--- begin ---

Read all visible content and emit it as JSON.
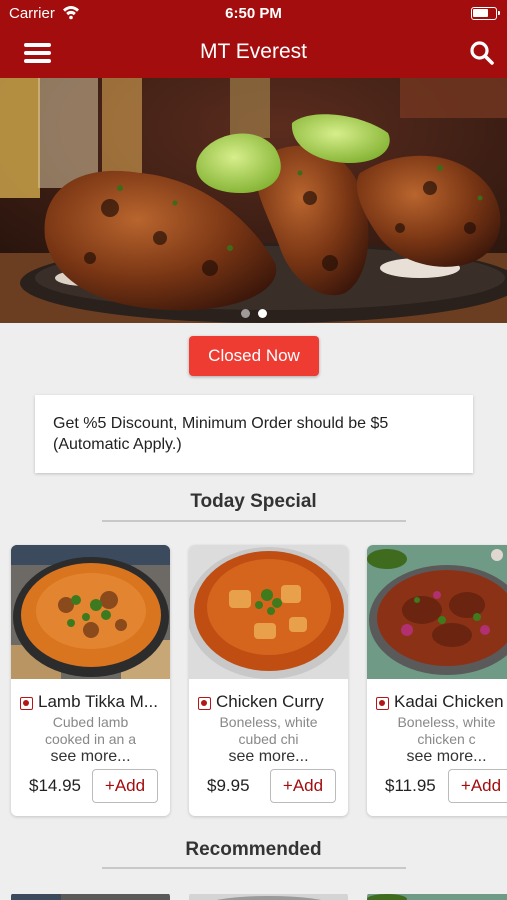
{
  "status_bar": {
    "carrier": "Carrier",
    "time": "6:50 PM"
  },
  "nav": {
    "title": "MT Everest"
  },
  "hero": {
    "slides": 2,
    "active_slide": 2
  },
  "status_button": {
    "label": "Closed Now"
  },
  "discount": {
    "text": "Get %5 Discount, Minimum  Order should be $5 (Automatic Apply.)"
  },
  "sections": {
    "today_special": "Today Special",
    "recommended": "Recommended"
  },
  "today_special": [
    {
      "name": "Lamb Tikka M...",
      "description": "Cubed lamb cooked in an a",
      "see_more": "see more...",
      "price": "$14.95",
      "add_label": "+Add"
    },
    {
      "name": "Chicken Curry",
      "description": "Boneless, white cubed chi",
      "see_more": "see more...",
      "price": "$9.95",
      "add_label": "+Add"
    },
    {
      "name": "Kadai Chicken",
      "description": "Boneless, white chicken c",
      "see_more": "see more...",
      "price": "$11.95",
      "add_label": "+Add"
    }
  ],
  "colors": {
    "brand": "#a30d0d",
    "closed_button": "#ee3c33",
    "background": "#eeeeee"
  },
  "icons": {
    "menu": "hamburger-menu-icon",
    "search": "search-icon",
    "veg": "non-veg-indicator-icon"
  }
}
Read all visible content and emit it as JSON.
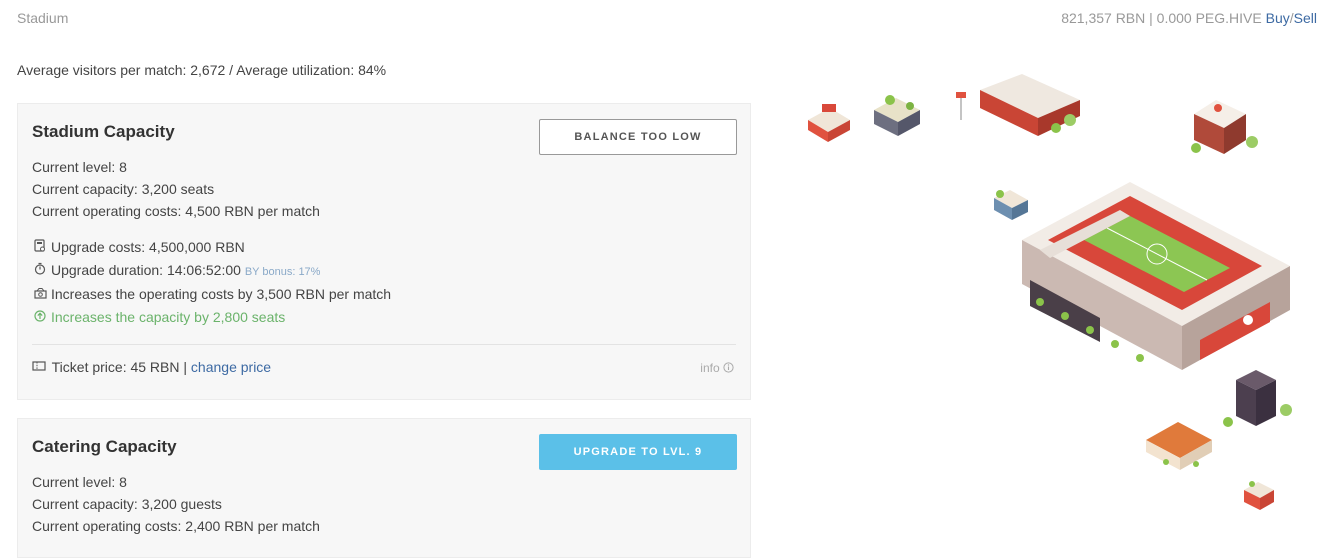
{
  "header": {
    "title": "Stadium",
    "balance": "821,357 RBN | 0.000 PEG.HIVE",
    "buy_label": "Buy",
    "separator": "/",
    "sell_label": "Sell"
  },
  "summary": "Average visitors per match: 2,672 / Average utilization: 84%",
  "stadium_capacity": {
    "title": "Stadium Capacity",
    "button_label": "BALANCE TOO LOW",
    "current_level": "Current level: 8",
    "current_capacity": "Current capacity: 3,200 seats",
    "current_costs": "Current operating costs: 4,500 RBN per match",
    "upgrade_costs": "Upgrade costs: 4,500,000 RBN",
    "upgrade_duration": "Upgrade duration: 14:06:52:00",
    "bonus": "BY bonus: 17%",
    "cost_increase": "Increases the operating costs by 3,500 RBN per match",
    "capacity_increase": "Increases the capacity by 2,800 seats",
    "ticket_price": "Ticket price: 45 RBN |",
    "change_price_label": "change price",
    "info_label": "info"
  },
  "catering_capacity": {
    "title": "Catering Capacity",
    "button_label": "UPGRADE TO LVL. 9",
    "current_level": "Current level: 8",
    "current_capacity": "Current capacity: 3,200 guests",
    "current_costs": "Current operating costs: 2,400 RBN per match"
  },
  "icons": [
    "calculator-icon",
    "stopwatch-icon",
    "cash-icon",
    "arrow-up-circle-icon",
    "ticket-icon",
    "info-icon"
  ],
  "colors": {
    "link": "#3d6aa3",
    "primary_button": "#5bc0e8",
    "positive": "#6bb36b",
    "card_bg": "#f7f7f7"
  }
}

--- end ---

PROBLEM TO WORK ON.
In the records above, how many lines hold the string "Current"? Reply with only the number.

RESPONSE TO THIS TASK.
6